Items start

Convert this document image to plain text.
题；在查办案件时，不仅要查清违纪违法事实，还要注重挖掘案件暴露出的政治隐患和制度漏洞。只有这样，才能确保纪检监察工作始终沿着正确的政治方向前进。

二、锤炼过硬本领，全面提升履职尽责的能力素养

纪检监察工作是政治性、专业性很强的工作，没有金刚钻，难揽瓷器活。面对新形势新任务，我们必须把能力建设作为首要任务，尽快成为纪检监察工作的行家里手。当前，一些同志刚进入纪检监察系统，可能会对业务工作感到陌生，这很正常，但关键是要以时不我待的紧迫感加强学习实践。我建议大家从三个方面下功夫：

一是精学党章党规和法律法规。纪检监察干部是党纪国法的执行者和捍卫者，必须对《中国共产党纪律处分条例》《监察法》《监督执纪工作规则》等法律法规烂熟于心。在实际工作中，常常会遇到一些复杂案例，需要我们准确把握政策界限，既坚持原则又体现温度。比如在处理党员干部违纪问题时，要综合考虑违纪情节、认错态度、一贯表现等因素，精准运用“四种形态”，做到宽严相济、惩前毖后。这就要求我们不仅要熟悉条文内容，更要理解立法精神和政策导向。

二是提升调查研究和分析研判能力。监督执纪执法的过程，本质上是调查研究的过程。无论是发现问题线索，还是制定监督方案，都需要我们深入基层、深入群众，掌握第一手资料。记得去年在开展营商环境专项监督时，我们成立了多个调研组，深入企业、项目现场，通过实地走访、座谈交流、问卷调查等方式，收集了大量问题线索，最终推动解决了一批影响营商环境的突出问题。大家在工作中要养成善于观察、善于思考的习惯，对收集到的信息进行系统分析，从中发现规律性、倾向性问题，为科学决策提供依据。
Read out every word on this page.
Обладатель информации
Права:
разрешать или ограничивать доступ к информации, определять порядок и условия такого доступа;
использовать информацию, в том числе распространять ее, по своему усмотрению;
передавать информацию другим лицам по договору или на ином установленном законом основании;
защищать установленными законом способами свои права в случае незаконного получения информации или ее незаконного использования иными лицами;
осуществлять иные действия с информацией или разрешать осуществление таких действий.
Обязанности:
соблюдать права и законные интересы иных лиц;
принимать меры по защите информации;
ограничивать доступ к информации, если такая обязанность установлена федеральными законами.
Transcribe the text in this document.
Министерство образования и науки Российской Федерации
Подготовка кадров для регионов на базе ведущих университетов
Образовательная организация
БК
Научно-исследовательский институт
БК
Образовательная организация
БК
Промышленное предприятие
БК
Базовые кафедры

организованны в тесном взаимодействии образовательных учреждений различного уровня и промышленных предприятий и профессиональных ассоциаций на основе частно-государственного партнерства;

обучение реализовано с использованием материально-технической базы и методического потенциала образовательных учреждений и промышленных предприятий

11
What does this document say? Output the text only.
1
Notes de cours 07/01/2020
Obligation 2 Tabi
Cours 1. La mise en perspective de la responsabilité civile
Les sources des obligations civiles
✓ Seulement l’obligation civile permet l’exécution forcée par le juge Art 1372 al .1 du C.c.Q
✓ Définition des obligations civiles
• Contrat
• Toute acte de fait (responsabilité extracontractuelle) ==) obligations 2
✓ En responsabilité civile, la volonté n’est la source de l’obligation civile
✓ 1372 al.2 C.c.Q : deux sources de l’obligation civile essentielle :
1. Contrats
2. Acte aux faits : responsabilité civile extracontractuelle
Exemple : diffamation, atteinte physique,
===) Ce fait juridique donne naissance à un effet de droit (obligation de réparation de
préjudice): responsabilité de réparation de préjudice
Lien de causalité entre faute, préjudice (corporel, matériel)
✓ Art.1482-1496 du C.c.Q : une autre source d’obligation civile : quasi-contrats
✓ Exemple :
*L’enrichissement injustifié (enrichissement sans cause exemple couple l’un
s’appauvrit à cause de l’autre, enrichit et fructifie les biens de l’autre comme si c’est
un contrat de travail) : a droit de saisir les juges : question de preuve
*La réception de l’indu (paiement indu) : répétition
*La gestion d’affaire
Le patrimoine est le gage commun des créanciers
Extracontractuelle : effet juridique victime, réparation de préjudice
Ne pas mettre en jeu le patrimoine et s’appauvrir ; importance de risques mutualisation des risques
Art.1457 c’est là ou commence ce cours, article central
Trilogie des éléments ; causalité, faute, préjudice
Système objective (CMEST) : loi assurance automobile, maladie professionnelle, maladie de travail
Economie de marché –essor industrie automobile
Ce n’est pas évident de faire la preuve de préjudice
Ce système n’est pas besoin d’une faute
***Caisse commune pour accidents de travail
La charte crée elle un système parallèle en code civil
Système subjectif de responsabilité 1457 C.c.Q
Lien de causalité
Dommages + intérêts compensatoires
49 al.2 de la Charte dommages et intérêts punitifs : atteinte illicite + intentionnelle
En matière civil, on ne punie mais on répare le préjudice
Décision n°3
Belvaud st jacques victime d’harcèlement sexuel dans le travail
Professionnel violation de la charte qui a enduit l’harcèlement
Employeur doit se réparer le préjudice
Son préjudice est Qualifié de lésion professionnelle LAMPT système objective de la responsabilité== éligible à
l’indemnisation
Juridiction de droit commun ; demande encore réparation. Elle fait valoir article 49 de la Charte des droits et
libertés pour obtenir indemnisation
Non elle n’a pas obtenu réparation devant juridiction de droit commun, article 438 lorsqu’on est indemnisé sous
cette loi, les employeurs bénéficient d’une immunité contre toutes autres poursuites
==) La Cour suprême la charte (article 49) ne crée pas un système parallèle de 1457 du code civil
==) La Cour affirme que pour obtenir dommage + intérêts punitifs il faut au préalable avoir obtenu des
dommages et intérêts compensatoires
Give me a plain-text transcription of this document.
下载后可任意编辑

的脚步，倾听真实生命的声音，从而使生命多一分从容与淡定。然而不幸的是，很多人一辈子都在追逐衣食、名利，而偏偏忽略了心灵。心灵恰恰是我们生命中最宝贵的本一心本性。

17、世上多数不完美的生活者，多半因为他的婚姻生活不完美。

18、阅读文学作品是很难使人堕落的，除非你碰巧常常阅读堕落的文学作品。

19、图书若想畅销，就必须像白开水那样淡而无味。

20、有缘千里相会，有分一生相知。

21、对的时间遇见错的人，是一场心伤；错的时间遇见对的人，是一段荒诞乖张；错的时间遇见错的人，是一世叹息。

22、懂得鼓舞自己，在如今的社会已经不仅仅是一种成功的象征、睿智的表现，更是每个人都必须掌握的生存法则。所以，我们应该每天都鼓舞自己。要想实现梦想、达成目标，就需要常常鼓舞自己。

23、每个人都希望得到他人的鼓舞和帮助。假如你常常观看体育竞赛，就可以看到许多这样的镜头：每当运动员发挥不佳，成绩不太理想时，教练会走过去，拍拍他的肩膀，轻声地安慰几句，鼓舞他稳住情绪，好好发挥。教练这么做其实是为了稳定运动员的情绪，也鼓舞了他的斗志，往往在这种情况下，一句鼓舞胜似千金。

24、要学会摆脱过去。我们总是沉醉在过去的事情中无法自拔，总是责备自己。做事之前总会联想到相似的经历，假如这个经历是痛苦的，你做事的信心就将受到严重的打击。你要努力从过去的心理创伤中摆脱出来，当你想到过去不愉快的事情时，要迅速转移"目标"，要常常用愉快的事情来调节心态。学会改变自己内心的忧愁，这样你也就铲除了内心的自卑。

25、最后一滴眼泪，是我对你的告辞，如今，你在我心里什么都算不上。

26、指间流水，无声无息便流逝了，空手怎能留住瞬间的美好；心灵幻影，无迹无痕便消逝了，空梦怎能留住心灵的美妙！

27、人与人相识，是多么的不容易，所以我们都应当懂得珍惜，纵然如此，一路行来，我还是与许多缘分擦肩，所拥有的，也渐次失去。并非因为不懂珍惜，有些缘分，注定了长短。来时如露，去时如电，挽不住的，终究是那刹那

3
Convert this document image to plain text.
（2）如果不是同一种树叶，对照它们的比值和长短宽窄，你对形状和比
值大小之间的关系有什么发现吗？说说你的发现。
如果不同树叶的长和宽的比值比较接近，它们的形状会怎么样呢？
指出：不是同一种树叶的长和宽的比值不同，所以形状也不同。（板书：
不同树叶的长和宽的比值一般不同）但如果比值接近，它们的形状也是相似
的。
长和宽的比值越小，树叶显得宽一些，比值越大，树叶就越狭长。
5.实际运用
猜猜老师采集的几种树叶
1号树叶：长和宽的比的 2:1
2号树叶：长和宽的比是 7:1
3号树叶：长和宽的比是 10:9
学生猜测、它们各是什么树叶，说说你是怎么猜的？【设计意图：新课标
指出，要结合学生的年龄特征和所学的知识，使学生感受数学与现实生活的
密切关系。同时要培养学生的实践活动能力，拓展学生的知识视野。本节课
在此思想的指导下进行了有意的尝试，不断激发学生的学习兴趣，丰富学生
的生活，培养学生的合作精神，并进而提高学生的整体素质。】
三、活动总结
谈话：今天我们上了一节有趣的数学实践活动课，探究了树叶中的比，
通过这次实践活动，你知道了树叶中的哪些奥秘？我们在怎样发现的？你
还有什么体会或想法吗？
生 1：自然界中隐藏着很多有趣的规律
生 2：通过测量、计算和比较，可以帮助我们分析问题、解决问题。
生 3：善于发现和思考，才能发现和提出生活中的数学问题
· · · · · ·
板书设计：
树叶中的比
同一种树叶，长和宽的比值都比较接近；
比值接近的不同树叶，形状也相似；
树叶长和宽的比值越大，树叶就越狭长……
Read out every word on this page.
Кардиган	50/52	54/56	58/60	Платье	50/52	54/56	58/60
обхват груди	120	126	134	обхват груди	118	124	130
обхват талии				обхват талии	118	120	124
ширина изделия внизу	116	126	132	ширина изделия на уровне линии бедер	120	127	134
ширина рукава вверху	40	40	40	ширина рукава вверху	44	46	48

Items end

Exercise prompt> Your task is to gather every line with the word "réparation" and copy it.

Response for this exercise>
===) Ce fait juridique donne naissance à un effet de droit (obligation de réparation de
préjudice): responsabilité de réparation de préjudice
Extracontractuelle : effet juridique victime, réparation de préjudice
Juridiction de droit commun ; demande encore réparation. Elle fait valoir article 49 de la Charte des droits et
Non elle n’a pas obtenu réparation devant juridiction de droit commun, article 438 lorsqu’on est indemnisé sous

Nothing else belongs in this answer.